* [WHAT IS REQUIRED]: Every line that contains the word "from" should be copied.
──────── STORED DATA
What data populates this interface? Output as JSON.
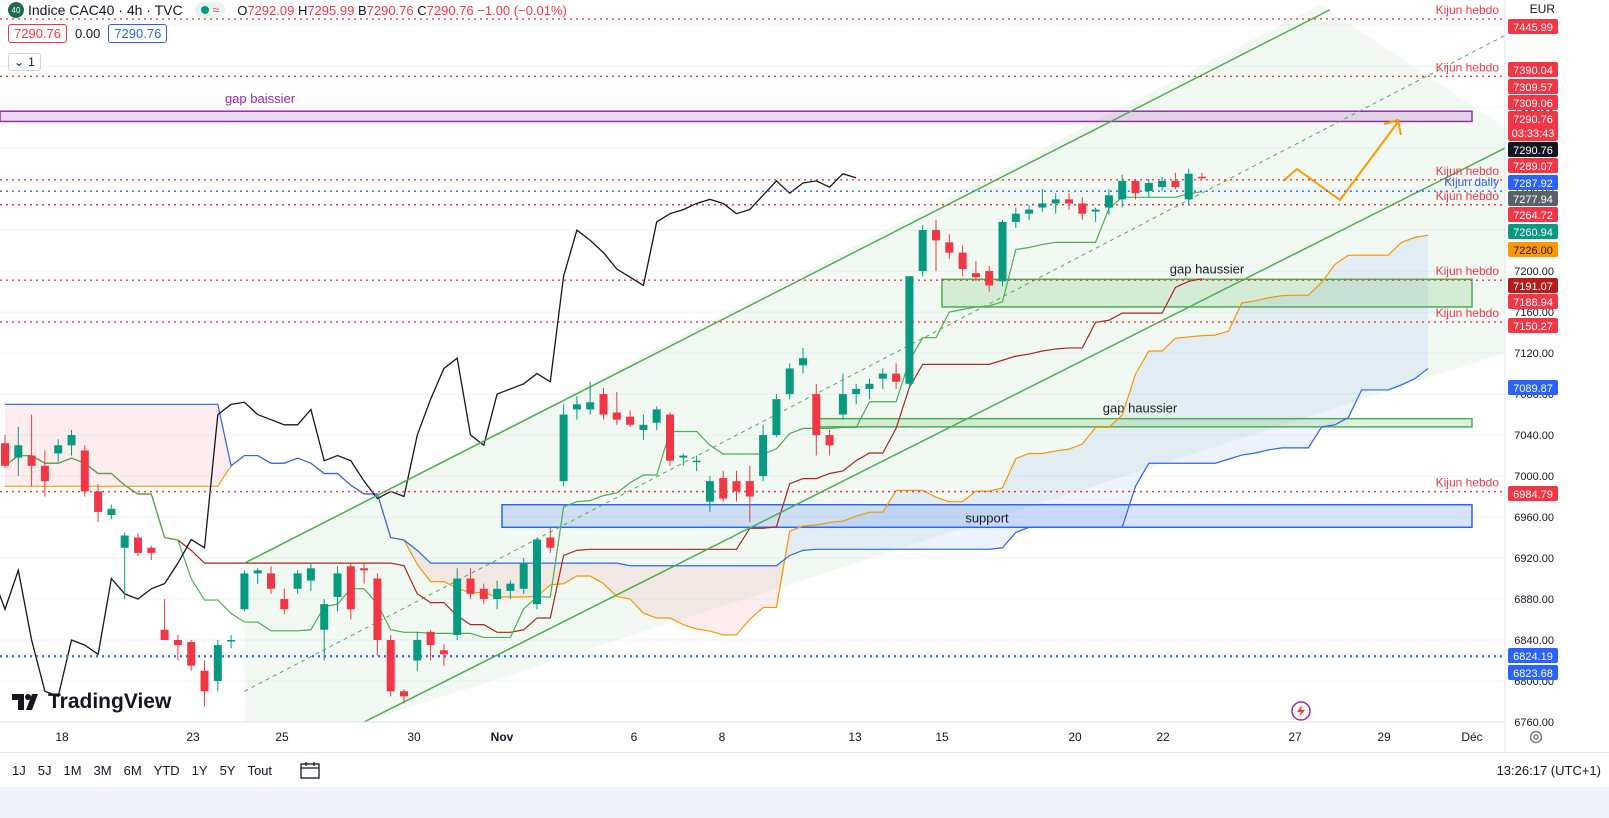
{
  "header": {
    "symbol_badge": "40",
    "title": "Indice CAC40 · 4h · TVC",
    "open_label": "O",
    "open": "7292.09",
    "high_label": "H",
    "high": "7295.99",
    "low_label": "B",
    "low": "7290.76",
    "close_label": "C",
    "close": "7290.76",
    "change": "−1.00 (−0.01%)",
    "bid": "7290.76",
    "spread": "0.00",
    "ask": "7290.76",
    "indicator_count": "1",
    "currency": "EUR"
  },
  "branding": {
    "logo": "TradingView"
  },
  "toolbar": {
    "timeframes": [
      "1J",
      "5J",
      "1M",
      "3M",
      "6M",
      "YTD",
      "1Y",
      "5Y",
      "Tout"
    ],
    "clock": "13:26:17 (UTC+1)"
  },
  "colors": {
    "up": "#089981",
    "down": "#f23645",
    "channel": "#4caf50",
    "kijun": "#f23645",
    "gap_bear": "#9c27b0",
    "support": "#2962ff",
    "cloud_up": "#2962ff",
    "cloud_down": "#f23645",
    "senkou_a": "#ff9800",
    "kijun_line": "#b71c1c",
    "tenkan": "#4caf50",
    "lagging": "#131722"
  },
  "chart_data": {
    "type": "candlestick",
    "ylim": [
      6760,
      7445
    ],
    "x_ticks": [
      "18",
      "23",
      "25",
      "30",
      "Nov",
      "6",
      "8",
      "13",
      "15",
      "20",
      "22",
      "27",
      "29",
      "Déc"
    ],
    "y_ticks": [
      6760,
      6800,
      6840,
      6880,
      6920,
      6960,
      7000,
      7040,
      7080,
      7120,
      7160,
      7200,
      7240,
      7280,
      7320,
      7360,
      7400,
      7440
    ],
    "candles": [
      [
        7032,
        7040,
        7008,
        7010
      ],
      [
        7018,
        7048,
        7000,
        7030
      ],
      [
        7020,
        7060,
        6990,
        7010
      ],
      [
        7010,
        7025,
        6980,
        6995
      ],
      [
        7022,
        7036,
        7014,
        7030
      ],
      [
        7030,
        7045,
        7020,
        7040
      ],
      [
        7025,
        7030,
        6980,
        6985
      ],
      [
        6985,
        6992,
        6955,
        6965
      ],
      [
        6962,
        6972,
        6958,
        6968
      ],
      [
        6930,
        6945,
        6880,
        6942
      ],
      [
        6940,
        6944,
        6922,
        6925
      ],
      [
        6930,
        6932,
        6918,
        6925
      ],
      [
        6850,
        6880,
        6840,
        6840
      ],
      [
        6840,
        6845,
        6820,
        6835
      ],
      [
        6838,
        6840,
        6810,
        6815
      ],
      [
        6810,
        6820,
        6775,
        6790
      ],
      [
        6800,
        6840,
        6790,
        6835
      ],
      [
        6840,
        6845,
        6832,
        6840
      ],
      [
        6870,
        6908,
        6868,
        6905
      ],
      [
        6905,
        6910,
        6895,
        6908
      ],
      [
        6905,
        6912,
        6885,
        6890
      ],
      [
        6880,
        6890,
        6865,
        6870
      ],
      [
        6890,
        6908,
        6885,
        6905
      ],
      [
        6898,
        6915,
        6888,
        6910
      ],
      [
        6850,
        6880,
        6820,
        6875
      ],
      [
        6882,
        6912,
        6868,
        6905
      ],
      [
        6912,
        6915,
        6860,
        6870
      ],
      [
        6910,
        6915,
        6895,
        6908
      ],
      [
        6900,
        6905,
        6825,
        6840
      ],
      [
        6840,
        6845,
        6785,
        6790
      ],
      [
        6790,
        6792,
        6778,
        6785
      ],
      [
        6820,
        6848,
        6810,
        6840
      ],
      [
        6848,
        6850,
        6820,
        6835
      ],
      [
        6830,
        6836,
        6815,
        6826
      ],
      [
        6845,
        6910,
        6840,
        6900
      ],
      [
        6900,
        6910,
        6880,
        6885
      ],
      [
        6890,
        6895,
        6875,
        6880
      ],
      [
        6880,
        6898,
        6870,
        6890
      ],
      [
        6888,
        6898,
        6880,
        6895
      ],
      [
        6890,
        6920,
        6885,
        6915
      ],
      [
        6875,
        6940,
        6870,
        6938
      ],
      [
        6940,
        6950,
        6925,
        6930
      ],
      [
        6995,
        7070,
        6990,
        7060
      ],
      [
        7065,
        7078,
        7055,
        7070
      ],
      [
        7065,
        7092,
        7060,
        7072
      ],
      [
        7080,
        7086,
        7055,
        7060
      ],
      [
        7062,
        7082,
        7050,
        7055
      ],
      [
        7058,
        7064,
        7048,
        7050
      ],
      [
        7045,
        7060,
        7035,
        7050
      ],
      [
        7052,
        7068,
        7045,
        7065
      ],
      [
        7060,
        7062,
        7010,
        7015
      ],
      [
        7018,
        7022,
        7010,
        7020
      ],
      [
        7014,
        7020,
        7005,
        7015
      ],
      [
        6975,
        7000,
        6965,
        6995
      ],
      [
        6998,
        7005,
        6975,
        6978
      ],
      [
        6995,
        7005,
        6975,
        6985
      ],
      [
        6995,
        7010,
        6955,
        6980
      ],
      [
        7000,
        7050,
        6995,
        7040
      ],
      [
        7040,
        7080,
        7038,
        7075
      ],
      [
        7080,
        7110,
        7075,
        7105
      ],
      [
        7108,
        7125,
        7100,
        7115
      ],
      [
        7080,
        7090,
        7020,
        7040
      ],
      [
        7040,
        7045,
        7020,
        7030
      ],
      [
        7060,
        7100,
        7055,
        7080
      ],
      [
        7080,
        7090,
        7070,
        7085
      ],
      [
        7085,
        7095,
        7075,
        7090
      ],
      [
        7095,
        7105,
        7085,
        7100
      ],
      [
        7100,
        7110,
        7085,
        7092
      ],
      [
        7090,
        7195,
        7085,
        7195
      ],
      [
        7200,
        7245,
        7195,
        7240
      ],
      [
        7240,
        7250,
        7200,
        7230
      ],
      [
        7228,
        7236,
        7212,
        7218
      ],
      [
        7218,
        7225,
        7195,
        7202
      ],
      [
        7198,
        7210,
        7190,
        7194
      ],
      [
        7200,
        7205,
        7180,
        7186
      ],
      [
        7190,
        7250,
        7185,
        7248
      ],
      [
        7248,
        7262,
        7242,
        7256
      ],
      [
        7256,
        7264,
        7250,
        7260
      ],
      [
        7262,
        7280,
        7258,
        7266
      ],
      [
        7266,
        7276,
        7256,
        7270
      ],
      [
        7270,
        7276,
        7260,
        7266
      ],
      [
        7266,
        7272,
        7250,
        7256
      ],
      [
        7258,
        7262,
        7248,
        7260
      ],
      [
        7262,
        7280,
        7255,
        7274
      ],
      [
        7270,
        7294,
        7262,
        7288
      ],
      [
        7288,
        7290,
        7270,
        7276
      ],
      [
        7278,
        7290,
        7272,
        7286
      ],
      [
        7282,
        7292,
        7278,
        7288
      ],
      [
        7288,
        7296,
        7280,
        7282
      ],
      [
        7270,
        7300,
        7265,
        7295
      ],
      [
        7292,
        7296,
        7290,
        7291
      ]
    ],
    "horizontal_levels": [
      {
        "label": "Kijun hebdo",
        "value": 7445.99,
        "price_tag": "7445.99"
      },
      {
        "label": "Kijun hebdo",
        "value": 7390.04,
        "price_tag": "7390.04"
      },
      {
        "label": "Kijun hebdo",
        "value": 7289.07,
        "price_tag": "7289.07"
      },
      {
        "label": "Kijun daily",
        "value": 7277.94,
        "price_tag": "7277.94"
      },
      {
        "label": "Kijun hebdo",
        "value": 7264.72,
        "price_tag": "7264.72"
      },
      {
        "label": "Kijun hebdo",
        "value": 7191.07,
        "price_tag": "7191.07"
      },
      {
        "label": "Kijun hebdo",
        "value": 7150.27,
        "price_tag": "7150.27"
      },
      {
        "label": "Kijun hebdo",
        "value": 6984.79,
        "price_tag": "6984.79"
      },
      {
        "label": "",
        "value": 6824.19,
        "price_tag": "6824.19"
      }
    ],
    "zones": [
      {
        "label": "gap baissier",
        "from": 7346,
        "to": 7356
      },
      {
        "label": "gap haussier",
        "from": 7165,
        "to": 7192
      },
      {
        "label": "gap haussier",
        "from": 7048,
        "to": 7056
      },
      {
        "label": "support",
        "from": 6950,
        "to": 6972
      }
    ],
    "price_tags": [
      {
        "value": "7309.57"
      },
      {
        "value": "7309.06"
      },
      {
        "value": "7290.76",
        "sub": "03:33:43"
      },
      {
        "value": "7290.76"
      },
      {
        "value": "7287.92"
      },
      {
        "value": "7260.94"
      },
      {
        "value": "7226.00"
      },
      {
        "value": "7188.94"
      },
      {
        "value": "7089.87"
      },
      {
        "value": "6823.68"
      }
    ]
  }
}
────────────────
* [FULL RESPONSE]:
        "from": 7346,
        "from": 7165,
        "from": 7048,
        "from": 6950,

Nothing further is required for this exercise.